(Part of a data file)
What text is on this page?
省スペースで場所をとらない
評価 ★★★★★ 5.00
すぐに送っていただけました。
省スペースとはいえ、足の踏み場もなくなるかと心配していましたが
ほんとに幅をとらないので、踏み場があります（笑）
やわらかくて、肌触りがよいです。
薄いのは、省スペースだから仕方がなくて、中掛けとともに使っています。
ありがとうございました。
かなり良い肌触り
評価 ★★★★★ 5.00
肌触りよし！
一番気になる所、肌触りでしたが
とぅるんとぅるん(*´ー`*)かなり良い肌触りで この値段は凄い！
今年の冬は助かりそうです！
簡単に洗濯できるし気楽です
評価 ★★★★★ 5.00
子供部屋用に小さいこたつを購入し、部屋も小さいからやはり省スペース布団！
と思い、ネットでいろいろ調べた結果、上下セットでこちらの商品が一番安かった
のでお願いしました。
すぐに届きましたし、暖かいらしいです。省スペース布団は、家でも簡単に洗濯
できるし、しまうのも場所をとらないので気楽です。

- _WHAT YOU ARE ASKED TO DO_
Go through the records above and set each one down exactly, please.

- _THE ANSWER_
What text is on this page?
省スペースで場所をとらない
評価 ★★★★★ 5.00
すぐに送っていただけました。
省スペースとはいえ、足の踏み場もなくなるかと心配していましたが
ほんとに幅をとらないので、踏み場があります（笑）
やわらかくて、肌触りがよいです。
薄いのは、省スペースだから仕方がなくて、中掛けとともに使っています。
ありがとうございました。
かなり良い肌触り
評価 ★★★★★ 5.00
肌触りよし！
一番気になる所、肌触りでしたが
とぅるんとぅるん(*´ー`*)かなり良い肌触りで この値段は凄い！
今年の冬は助かりそうです！
簡単に洗濯できるし気楽です
評価 ★★★★★ 5.00
子供部屋用に小さいこたつを購入し、部屋も小さいからやはり省スペース布団！
と思い、ネットでいろいろ調べた結果、上下セットでこちらの商品が一番安かった
のでお願いしました。
すぐに届きましたし、暖かいらしいです。省スペース布団は、家でも簡単に洗濯
できるし、しまうのも場所をとらないので気楽です。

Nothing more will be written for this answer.